# PROBLEM DESCRIPTION:
Find every line containing the word "JSON" in the records below; report only how many there are.

# PROVIDED RECORDS:

%%

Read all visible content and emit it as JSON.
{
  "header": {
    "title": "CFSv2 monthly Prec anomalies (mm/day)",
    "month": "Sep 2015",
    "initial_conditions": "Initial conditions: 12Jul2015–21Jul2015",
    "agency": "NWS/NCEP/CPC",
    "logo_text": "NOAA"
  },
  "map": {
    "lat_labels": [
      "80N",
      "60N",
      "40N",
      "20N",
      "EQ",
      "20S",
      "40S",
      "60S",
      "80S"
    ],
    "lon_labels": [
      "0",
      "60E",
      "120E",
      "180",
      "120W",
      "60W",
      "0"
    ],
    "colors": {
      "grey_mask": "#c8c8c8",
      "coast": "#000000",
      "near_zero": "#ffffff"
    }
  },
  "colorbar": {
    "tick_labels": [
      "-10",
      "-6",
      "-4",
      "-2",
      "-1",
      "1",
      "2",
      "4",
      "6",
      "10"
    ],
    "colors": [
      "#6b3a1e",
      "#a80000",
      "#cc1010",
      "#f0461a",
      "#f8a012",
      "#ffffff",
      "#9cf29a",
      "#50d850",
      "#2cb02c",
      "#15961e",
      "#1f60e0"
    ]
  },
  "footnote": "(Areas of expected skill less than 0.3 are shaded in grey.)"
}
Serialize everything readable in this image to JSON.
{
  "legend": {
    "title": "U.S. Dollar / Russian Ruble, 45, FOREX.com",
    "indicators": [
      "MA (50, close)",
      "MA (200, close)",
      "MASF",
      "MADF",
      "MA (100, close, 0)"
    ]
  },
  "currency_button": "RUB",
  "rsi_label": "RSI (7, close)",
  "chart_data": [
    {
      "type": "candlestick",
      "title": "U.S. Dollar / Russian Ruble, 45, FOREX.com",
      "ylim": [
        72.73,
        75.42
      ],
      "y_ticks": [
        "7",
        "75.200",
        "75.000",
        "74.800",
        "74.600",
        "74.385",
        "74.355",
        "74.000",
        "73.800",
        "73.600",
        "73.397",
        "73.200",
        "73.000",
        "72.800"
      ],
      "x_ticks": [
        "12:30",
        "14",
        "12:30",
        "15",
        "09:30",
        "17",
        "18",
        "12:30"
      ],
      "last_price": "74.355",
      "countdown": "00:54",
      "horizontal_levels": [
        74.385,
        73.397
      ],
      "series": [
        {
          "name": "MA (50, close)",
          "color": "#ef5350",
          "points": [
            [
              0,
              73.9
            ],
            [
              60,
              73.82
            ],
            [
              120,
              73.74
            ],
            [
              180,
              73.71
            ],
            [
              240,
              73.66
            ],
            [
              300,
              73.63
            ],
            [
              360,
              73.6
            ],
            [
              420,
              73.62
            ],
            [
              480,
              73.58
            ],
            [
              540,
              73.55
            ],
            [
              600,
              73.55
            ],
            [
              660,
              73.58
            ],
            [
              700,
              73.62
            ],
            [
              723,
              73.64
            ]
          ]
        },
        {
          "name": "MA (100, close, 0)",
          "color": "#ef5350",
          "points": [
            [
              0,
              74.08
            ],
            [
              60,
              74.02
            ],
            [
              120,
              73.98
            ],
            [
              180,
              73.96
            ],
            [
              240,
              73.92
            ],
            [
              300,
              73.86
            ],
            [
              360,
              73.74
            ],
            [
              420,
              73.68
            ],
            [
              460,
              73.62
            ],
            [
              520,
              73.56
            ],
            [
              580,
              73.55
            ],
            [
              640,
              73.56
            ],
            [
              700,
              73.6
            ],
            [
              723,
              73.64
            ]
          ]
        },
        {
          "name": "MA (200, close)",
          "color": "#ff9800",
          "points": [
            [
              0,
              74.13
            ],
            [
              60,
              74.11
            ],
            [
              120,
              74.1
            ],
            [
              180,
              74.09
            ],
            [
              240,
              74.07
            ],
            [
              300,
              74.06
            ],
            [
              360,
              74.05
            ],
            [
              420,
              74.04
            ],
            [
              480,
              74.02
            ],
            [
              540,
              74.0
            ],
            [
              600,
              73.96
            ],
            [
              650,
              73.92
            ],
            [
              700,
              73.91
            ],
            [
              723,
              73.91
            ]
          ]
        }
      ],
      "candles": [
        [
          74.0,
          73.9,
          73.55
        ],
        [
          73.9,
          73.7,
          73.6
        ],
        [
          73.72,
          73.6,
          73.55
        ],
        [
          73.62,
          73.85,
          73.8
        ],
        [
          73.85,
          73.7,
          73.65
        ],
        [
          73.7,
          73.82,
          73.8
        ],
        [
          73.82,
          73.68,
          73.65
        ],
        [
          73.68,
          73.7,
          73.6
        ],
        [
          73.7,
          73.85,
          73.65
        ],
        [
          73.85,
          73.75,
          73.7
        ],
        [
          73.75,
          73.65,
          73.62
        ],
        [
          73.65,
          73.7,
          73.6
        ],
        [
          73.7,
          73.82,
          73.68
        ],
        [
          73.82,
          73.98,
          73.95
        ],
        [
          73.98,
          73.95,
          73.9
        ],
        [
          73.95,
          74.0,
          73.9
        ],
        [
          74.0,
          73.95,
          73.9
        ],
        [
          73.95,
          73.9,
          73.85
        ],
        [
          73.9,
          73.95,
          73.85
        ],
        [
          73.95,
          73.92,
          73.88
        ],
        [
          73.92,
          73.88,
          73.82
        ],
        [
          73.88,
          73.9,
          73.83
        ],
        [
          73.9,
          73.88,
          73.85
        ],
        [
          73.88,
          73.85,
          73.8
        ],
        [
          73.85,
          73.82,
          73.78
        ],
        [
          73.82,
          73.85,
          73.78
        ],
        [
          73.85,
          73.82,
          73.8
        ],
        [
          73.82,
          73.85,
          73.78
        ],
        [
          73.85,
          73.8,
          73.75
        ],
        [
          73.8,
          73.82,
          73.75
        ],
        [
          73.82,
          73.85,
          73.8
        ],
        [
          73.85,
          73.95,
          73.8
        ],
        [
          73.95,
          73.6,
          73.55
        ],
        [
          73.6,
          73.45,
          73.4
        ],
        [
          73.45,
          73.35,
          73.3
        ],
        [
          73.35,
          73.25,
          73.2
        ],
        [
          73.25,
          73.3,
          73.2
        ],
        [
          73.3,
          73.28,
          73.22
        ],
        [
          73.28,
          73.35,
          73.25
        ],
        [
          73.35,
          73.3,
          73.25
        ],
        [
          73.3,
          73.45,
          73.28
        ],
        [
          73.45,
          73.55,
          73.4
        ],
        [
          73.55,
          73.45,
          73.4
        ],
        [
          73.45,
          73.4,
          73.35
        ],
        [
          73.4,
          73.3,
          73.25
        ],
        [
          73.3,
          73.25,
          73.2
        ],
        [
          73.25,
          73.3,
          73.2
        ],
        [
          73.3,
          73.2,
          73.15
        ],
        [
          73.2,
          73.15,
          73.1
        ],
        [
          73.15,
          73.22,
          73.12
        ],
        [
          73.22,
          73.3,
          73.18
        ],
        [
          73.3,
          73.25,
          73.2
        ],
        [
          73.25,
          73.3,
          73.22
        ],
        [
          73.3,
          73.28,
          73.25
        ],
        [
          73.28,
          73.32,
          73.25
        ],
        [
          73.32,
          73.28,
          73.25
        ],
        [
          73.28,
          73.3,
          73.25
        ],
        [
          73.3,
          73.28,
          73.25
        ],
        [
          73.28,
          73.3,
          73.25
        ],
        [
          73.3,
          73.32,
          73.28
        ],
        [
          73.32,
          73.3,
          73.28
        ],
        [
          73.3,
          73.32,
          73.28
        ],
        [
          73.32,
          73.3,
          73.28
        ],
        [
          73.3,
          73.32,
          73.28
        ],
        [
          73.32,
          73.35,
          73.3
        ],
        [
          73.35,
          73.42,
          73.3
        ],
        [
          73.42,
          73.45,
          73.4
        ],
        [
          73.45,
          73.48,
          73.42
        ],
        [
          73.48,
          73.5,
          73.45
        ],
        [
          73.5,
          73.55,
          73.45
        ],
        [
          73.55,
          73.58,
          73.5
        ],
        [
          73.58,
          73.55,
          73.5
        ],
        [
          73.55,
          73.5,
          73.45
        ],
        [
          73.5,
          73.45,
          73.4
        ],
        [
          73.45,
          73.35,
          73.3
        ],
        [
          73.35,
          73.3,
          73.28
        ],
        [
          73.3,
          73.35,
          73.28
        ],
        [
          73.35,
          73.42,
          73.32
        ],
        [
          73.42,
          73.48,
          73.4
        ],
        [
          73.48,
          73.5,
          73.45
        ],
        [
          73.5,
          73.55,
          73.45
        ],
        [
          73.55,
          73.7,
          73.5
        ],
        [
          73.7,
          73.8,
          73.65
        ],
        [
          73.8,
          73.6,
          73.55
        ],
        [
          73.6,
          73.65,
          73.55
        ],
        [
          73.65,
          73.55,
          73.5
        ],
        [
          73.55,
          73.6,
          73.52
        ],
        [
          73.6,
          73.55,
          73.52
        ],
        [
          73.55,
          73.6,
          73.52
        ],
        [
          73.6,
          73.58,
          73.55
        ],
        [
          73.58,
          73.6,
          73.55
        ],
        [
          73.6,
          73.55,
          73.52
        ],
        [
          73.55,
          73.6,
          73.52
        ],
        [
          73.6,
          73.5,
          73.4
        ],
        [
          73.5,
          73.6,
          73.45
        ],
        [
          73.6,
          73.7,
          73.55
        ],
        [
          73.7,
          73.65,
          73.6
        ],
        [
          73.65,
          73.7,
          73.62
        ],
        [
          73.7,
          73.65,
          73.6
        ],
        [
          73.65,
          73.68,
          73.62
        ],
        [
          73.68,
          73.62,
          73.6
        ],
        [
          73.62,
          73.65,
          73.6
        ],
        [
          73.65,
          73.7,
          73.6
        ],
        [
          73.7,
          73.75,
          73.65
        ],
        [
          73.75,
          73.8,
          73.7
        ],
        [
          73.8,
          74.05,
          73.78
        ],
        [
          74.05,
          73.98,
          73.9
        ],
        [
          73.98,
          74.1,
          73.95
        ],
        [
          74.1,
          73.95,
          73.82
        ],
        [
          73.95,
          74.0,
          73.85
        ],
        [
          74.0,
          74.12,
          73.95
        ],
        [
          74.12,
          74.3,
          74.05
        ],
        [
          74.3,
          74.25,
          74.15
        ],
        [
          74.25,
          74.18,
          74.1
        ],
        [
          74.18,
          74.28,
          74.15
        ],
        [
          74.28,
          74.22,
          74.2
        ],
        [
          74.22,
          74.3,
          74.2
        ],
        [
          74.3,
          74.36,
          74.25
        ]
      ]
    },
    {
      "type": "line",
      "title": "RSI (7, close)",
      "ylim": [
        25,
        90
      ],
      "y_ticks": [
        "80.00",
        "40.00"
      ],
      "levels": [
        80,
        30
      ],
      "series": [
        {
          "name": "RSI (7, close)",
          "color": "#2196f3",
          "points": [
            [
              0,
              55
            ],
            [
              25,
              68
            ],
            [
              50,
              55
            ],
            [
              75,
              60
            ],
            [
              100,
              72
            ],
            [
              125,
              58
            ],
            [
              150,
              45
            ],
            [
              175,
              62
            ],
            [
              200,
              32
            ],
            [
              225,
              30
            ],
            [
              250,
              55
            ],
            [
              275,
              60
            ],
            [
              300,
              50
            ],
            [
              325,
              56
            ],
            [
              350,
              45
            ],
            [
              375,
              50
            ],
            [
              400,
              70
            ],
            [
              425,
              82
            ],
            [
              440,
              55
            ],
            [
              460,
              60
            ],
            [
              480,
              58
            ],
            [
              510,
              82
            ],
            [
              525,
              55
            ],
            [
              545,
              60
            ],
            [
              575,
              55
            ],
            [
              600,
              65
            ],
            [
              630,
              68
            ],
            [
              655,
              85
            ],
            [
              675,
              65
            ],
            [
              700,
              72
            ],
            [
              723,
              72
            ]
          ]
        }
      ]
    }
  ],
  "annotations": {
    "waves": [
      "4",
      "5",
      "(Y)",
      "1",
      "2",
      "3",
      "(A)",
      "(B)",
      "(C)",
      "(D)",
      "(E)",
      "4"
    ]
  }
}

%%

# TASK RESPONSE:
2